● Task directions
Repeat every line of the material, character for character.

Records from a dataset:
▽
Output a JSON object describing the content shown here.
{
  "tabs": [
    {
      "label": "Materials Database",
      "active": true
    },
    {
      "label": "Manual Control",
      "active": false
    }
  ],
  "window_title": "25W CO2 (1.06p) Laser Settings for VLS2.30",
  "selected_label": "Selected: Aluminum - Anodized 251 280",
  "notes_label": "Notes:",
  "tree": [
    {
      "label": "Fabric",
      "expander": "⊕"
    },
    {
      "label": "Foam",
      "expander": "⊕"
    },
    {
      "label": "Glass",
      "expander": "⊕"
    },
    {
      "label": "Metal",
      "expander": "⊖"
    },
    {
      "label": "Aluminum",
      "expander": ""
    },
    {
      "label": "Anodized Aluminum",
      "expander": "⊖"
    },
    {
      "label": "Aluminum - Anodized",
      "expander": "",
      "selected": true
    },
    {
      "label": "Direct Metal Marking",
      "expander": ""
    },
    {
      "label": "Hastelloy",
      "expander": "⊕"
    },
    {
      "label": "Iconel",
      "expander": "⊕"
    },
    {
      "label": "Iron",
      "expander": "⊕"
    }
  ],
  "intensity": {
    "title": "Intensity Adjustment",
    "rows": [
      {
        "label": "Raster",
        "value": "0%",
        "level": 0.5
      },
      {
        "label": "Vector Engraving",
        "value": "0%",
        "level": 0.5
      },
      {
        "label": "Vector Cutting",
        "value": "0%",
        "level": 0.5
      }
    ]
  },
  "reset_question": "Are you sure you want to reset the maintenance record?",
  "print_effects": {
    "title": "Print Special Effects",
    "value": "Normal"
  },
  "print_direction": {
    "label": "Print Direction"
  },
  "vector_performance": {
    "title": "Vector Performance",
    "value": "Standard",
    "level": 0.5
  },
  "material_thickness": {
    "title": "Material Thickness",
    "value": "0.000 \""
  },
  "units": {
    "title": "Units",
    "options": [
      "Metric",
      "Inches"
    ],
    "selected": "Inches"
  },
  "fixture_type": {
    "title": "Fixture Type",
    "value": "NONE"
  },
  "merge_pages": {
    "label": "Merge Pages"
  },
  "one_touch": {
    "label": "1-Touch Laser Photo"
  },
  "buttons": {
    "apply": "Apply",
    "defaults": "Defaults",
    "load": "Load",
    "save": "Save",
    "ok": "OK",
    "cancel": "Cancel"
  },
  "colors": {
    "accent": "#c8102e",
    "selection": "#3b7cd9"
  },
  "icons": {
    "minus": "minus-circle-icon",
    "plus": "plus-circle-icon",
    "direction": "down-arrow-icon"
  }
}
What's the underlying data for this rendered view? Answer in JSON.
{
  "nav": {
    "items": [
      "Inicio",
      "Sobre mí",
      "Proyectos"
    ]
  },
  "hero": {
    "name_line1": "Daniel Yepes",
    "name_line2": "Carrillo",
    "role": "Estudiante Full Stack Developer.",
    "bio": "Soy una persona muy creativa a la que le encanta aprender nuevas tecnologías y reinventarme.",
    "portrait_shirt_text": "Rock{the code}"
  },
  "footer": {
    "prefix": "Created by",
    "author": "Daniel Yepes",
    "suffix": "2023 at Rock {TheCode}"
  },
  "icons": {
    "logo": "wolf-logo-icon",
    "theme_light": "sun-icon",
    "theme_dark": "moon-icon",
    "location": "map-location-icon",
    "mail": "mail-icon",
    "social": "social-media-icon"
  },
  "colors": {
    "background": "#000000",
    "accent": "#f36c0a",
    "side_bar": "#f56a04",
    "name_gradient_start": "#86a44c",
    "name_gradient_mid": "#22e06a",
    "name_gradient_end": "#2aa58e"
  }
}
△
● Full output
Output a JSON object describing the content shown here.
{
  "tabs": [
    {
      "label": "Materials Database",
      "active": true
    },
    {
      "label": "Manual Control",
      "active": false
    }
  ],
  "window_title": "25W CO2 (1.06p) Laser Settings for VLS2.30",
  "selected_label": "Selected: Aluminum - Anodized 251 280",
  "notes_label": "Notes:",
  "tree": [
    {
      "label": "Fabric",
      "expander": "⊕"
    },
    {
      "label": "Foam",
      "expander": "⊕"
    },
    {
      "label": "Glass",
      "expander": "⊕"
    },
    {
      "label": "Metal",
      "expander": "⊖"
    },
    {
      "label": "Aluminum",
      "expander": ""
    },
    {
      "label": "Anodized Aluminum",
      "expander": "⊖"
    },
    {
      "label": "Aluminum - Anodized",
      "expander": "",
      "selected": true
    },
    {
      "label": "Direct Metal Marking",
      "expander": ""
    },
    {
      "label": "Hastelloy",
      "expander": "⊕"
    },
    {
      "label": "Iconel",
      "expander": "⊕"
    },
    {
      "label": "Iron",
      "expander": "⊕"
    }
  ],
  "intensity": {
    "title": "Intensity Adjustment",
    "rows": [
      {
        "label": "Raster",
        "value": "0%",
        "level": 0.5
      },
      {
        "label": "Vector Engraving",
        "value": "0%",
        "level": 0.5
      },
      {
        "label": "Vector Cutting",
        "value": "0%",
        "level": 0.5
      }
    ]
  },
  "reset_question": "Are you sure you want to reset the maintenance record?",
  "print_effects": {
    "title": "Print Special Effects",
    "value": "Normal"
  },
  "print_direction": {
    "label": "Print Direction"
  },
  "vector_performance": {
    "title": "Vector Performance",
    "value": "Standard",
    "level": 0.5
  },
  "material_thickness": {
    "title": "Material Thickness",
    "value": "0.000 \""
  },
  "units": {
    "title": "Units",
    "options": [
      "Metric",
      "Inches"
    ],
    "selected": "Inches"
  },
  "fixture_type": {
    "title": "Fixture Type",
    "value": "NONE"
  },
  "merge_pages": {
    "label": "Merge Pages"
  },
  "one_touch": {
    "label": "1-Touch Laser Photo"
  },
  "buttons": {
    "apply": "Apply",
    "defaults": "Defaults",
    "load": "Load",
    "save": "Save",
    "ok": "OK",
    "cancel": "Cancel"
  },
  "colors": {
    "accent": "#c8102e",
    "selection": "#3b7cd9"
  },
  "icons": {
    "minus": "minus-circle-icon",
    "plus": "plus-circle-icon",
    "direction": "down-arrow-icon"
  }
}
What's the underlying data for this rendered view? Answer in JSON.
{
  "nav": {
    "items": [
      "Inicio",
      "Sobre mí",
      "Proyectos"
    ]
  },
  "hero": {
    "name_line1": "Daniel Yepes",
    "name_line2": "Carrillo",
    "role": "Estudiante Full Stack Developer.",
    "bio": "Soy una persona muy creativa a la que le encanta aprender nuevas tecnologías y reinventarme.",
    "portrait_shirt_text": "Rock{the code}"
  },
  "footer": {
    "prefix": "Created by",
    "author": "Daniel Yepes",
    "suffix": "2023 at Rock {TheCode}"
  },
  "icons": {
    "logo": "wolf-logo-icon",
    "theme_light": "sun-icon",
    "theme_dark": "moon-icon",
    "location": "map-location-icon",
    "mail": "mail-icon",
    "social": "social-media-icon"
  },
  "colors": {
    "background": "#000000",
    "accent": "#f36c0a",
    "side_bar": "#f56a04",
    "name_gradient_start": "#86a44c",
    "name_gradient_mid": "#22e06a",
    "name_gradient_end": "#2aa58e"
  }
}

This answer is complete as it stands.